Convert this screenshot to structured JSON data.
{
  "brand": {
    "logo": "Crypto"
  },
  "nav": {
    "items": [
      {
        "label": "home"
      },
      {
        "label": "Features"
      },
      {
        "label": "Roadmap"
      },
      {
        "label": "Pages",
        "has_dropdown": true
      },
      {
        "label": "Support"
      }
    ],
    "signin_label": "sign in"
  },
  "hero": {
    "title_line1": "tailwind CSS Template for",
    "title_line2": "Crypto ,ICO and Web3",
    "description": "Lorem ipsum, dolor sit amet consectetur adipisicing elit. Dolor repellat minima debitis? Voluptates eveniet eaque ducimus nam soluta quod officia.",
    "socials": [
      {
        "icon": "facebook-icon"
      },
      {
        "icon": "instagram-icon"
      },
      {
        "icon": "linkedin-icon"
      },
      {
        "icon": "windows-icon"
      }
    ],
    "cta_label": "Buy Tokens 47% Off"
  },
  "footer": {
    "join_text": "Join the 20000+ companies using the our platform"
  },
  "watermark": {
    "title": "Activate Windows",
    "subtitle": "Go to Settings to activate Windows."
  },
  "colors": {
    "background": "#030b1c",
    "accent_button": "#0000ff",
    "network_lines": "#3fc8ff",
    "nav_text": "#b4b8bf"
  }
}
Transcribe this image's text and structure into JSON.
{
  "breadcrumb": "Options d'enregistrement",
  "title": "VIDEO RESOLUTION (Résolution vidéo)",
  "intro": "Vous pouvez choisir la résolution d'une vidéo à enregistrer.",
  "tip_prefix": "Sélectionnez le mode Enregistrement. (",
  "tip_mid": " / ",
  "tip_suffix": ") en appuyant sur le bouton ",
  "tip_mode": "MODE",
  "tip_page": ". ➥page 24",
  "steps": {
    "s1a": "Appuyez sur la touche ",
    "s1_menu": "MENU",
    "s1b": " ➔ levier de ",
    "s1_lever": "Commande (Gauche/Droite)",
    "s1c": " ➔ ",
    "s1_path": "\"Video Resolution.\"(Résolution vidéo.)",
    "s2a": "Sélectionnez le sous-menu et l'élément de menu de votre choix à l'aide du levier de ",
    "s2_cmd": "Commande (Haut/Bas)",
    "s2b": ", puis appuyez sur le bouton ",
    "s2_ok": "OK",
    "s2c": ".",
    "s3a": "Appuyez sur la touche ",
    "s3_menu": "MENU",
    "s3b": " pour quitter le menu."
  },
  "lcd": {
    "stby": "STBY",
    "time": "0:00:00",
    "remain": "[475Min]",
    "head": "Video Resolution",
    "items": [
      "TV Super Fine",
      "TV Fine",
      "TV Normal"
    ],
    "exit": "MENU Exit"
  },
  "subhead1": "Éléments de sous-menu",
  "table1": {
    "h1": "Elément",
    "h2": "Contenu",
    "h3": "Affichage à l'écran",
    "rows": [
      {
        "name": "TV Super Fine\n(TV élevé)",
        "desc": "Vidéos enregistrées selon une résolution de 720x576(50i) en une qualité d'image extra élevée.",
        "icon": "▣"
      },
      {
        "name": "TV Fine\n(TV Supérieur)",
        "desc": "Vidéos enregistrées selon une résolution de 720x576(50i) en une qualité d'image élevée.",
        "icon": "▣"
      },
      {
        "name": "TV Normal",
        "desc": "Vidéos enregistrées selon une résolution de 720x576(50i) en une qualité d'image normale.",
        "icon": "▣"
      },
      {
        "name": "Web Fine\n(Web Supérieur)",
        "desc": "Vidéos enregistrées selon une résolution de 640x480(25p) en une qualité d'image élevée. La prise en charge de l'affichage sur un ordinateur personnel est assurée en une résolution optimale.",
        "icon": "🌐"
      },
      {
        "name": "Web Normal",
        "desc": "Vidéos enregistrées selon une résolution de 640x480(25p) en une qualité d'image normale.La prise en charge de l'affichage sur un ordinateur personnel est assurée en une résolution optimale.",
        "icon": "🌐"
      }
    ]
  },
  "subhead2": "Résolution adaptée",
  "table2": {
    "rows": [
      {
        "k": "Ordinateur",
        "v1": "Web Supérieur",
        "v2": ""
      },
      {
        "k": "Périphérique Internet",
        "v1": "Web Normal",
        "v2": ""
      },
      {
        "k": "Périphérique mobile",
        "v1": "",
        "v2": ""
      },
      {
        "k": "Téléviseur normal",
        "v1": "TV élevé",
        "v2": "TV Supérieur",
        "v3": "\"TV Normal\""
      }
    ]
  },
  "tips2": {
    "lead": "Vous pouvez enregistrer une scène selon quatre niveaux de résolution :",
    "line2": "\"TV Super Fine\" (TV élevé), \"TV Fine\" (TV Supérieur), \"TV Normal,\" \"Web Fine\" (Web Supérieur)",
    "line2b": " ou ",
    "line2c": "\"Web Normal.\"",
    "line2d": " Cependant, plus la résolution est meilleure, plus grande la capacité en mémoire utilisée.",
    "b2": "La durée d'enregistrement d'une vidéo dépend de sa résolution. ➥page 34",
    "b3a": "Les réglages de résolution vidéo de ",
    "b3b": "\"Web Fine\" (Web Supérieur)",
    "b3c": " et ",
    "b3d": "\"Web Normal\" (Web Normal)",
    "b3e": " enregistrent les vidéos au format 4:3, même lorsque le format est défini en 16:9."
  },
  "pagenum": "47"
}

****************

# [SHORT TASK]
Word for word, write out the data.

# [SOLUTION BELOW]
Convert this screenshot to structured JSON data.
{
  "brand": {
    "logo": "Crypto"
  },
  "nav": {
    "items": [
      {
        "label": "home"
      },
      {
        "label": "Features"
      },
      {
        "label": "Roadmap"
      },
      {
        "label": "Pages",
        "has_dropdown": true
      },
      {
        "label": "Support"
      }
    ],
    "signin_label": "sign in"
  },
  "hero": {
    "title_line1": "tailwind CSS Template for",
    "title_line2": "Crypto ,ICO and Web3",
    "description": "Lorem ipsum, dolor sit amet consectetur adipisicing elit. Dolor repellat minima debitis? Voluptates eveniet eaque ducimus nam soluta quod officia.",
    "socials": [
      {
        "icon": "facebook-icon"
      },
      {
        "icon": "instagram-icon"
      },
      {
        "icon": "linkedin-icon"
      },
      {
        "icon": "windows-icon"
      }
    ],
    "cta_label": "Buy Tokens 47% Off"
  },
  "footer": {
    "join_text": "Join the 20000+ companies using the our platform"
  },
  "watermark": {
    "title": "Activate Windows",
    "subtitle": "Go to Settings to activate Windows."
  },
  "colors": {
    "background": "#030b1c",
    "accent_button": "#0000ff",
    "network_lines": "#3fc8ff",
    "nav_text": "#b4b8bf"
  }
}
Transcribe this image's text and structure into JSON.
{
  "breadcrumb": "Options d'enregistrement",
  "title": "VIDEO RESOLUTION (Résolution vidéo)",
  "intro": "Vous pouvez choisir la résolution d'une vidéo à enregistrer.",
  "tip_prefix": "Sélectionnez le mode Enregistrement. (",
  "tip_mid": " / ",
  "tip_suffix": ") en appuyant sur le bouton ",
  "tip_mode": "MODE",
  "tip_page": ". ➥page 24",
  "steps": {
    "s1a": "Appuyez sur la touche ",
    "s1_menu": "MENU",
    "s1b": " ➔ levier de ",
    "s1_lever": "Commande (Gauche/Droite)",
    "s1c": " ➔ ",
    "s1_path": "\"Video Resolution.\"(Résolution vidéo.)",
    "s2a": "Sélectionnez le sous-menu et l'élément de menu de votre choix à l'aide du levier de ",
    "s2_cmd": "Commande (Haut/Bas)",
    "s2b": ", puis appuyez sur le bouton ",
    "s2_ok": "OK",
    "s2c": ".",
    "s3a": "Appuyez sur la touche ",
    "s3_menu": "MENU",
    "s3b": " pour quitter le menu."
  },
  "lcd": {
    "stby": "STBY",
    "time": "0:00:00",
    "remain": "[475Min]",
    "head": "Video Resolution",
    "items": [
      "TV Super Fine",
      "TV Fine",
      "TV Normal"
    ],
    "exit": "MENU Exit"
  },
  "subhead1": "Éléments de sous-menu",
  "table1": {
    "h1": "Elément",
    "h2": "Contenu",
    "h3": "Affichage à l'écran",
    "rows": [
      {
        "name": "TV Super Fine\n(TV élevé)",
        "desc": "Vidéos enregistrées selon une résolution de 720x576(50i) en une qualité d'image extra élevée.",
        "icon": "▣"
      },
      {
        "name": "TV Fine\n(TV Supérieur)",
        "desc": "Vidéos enregistrées selon une résolution de 720x576(50i) en une qualité d'image élevée.",
        "icon": "▣"
      },
      {
        "name": "TV Normal",
        "desc": "Vidéos enregistrées selon une résolution de 720x576(50i) en une qualité d'image normale.",
        "icon": "▣"
      },
      {
        "name": "Web Fine\n(Web Supérieur)",
        "desc": "Vidéos enregistrées selon une résolution de 640x480(25p) en une qualité d'image élevée. La prise en charge de l'affichage sur un ordinateur personnel est assurée en une résolution optimale.",
        "icon": "🌐"
      },
      {
        "name": "Web Normal",
        "desc": "Vidéos enregistrées selon une résolution de 640x480(25p) en une qualité d'image normale.La prise en charge de l'affichage sur un ordinateur personnel est assurée en une résolution optimale.",
        "icon": "🌐"
      }
    ]
  },
  "subhead2": "Résolution adaptée",
  "table2": {
    "rows": [
      {
        "k": "Ordinateur",
        "v1": "Web Supérieur",
        "v2": ""
      },
      {
        "k": "Périphérique Internet",
        "v1": "Web Normal",
        "v2": ""
      },
      {
        "k": "Périphérique mobile",
        "v1": "",
        "v2": ""
      },
      {
        "k": "Téléviseur normal",
        "v1": "TV élevé",
        "v2": "TV Supérieur",
        "v3": "\"TV Normal\""
      }
    ]
  },
  "tips2": {
    "lead": "Vous pouvez enregistrer une scène selon quatre niveaux de résolution :",
    "line2": "\"TV Super Fine\" (TV élevé), \"TV Fine\" (TV Supérieur), \"TV Normal,\" \"Web Fine\" (Web Supérieur)",
    "line2b": " ou ",
    "line2c": "\"Web Normal.\"",
    "line2d": " Cependant, plus la résolution est meilleure, plus grande la capacité en mémoire utilisée.",
    "b2": "La durée d'enregistrement d'une vidéo dépend de sa résolution. ➥page 34",
    "b3a": "Les réglages de résolution vidéo de ",
    "b3b": "\"Web Fine\" (Web Supérieur)",
    "b3c": " et ",
    "b3d": "\"Web Normal\" (Web Normal)",
    "b3e": " enregistrent les vidéos au format 4:3, même lorsque le format est défini en 16:9."
  },
  "pagenum": "47"
}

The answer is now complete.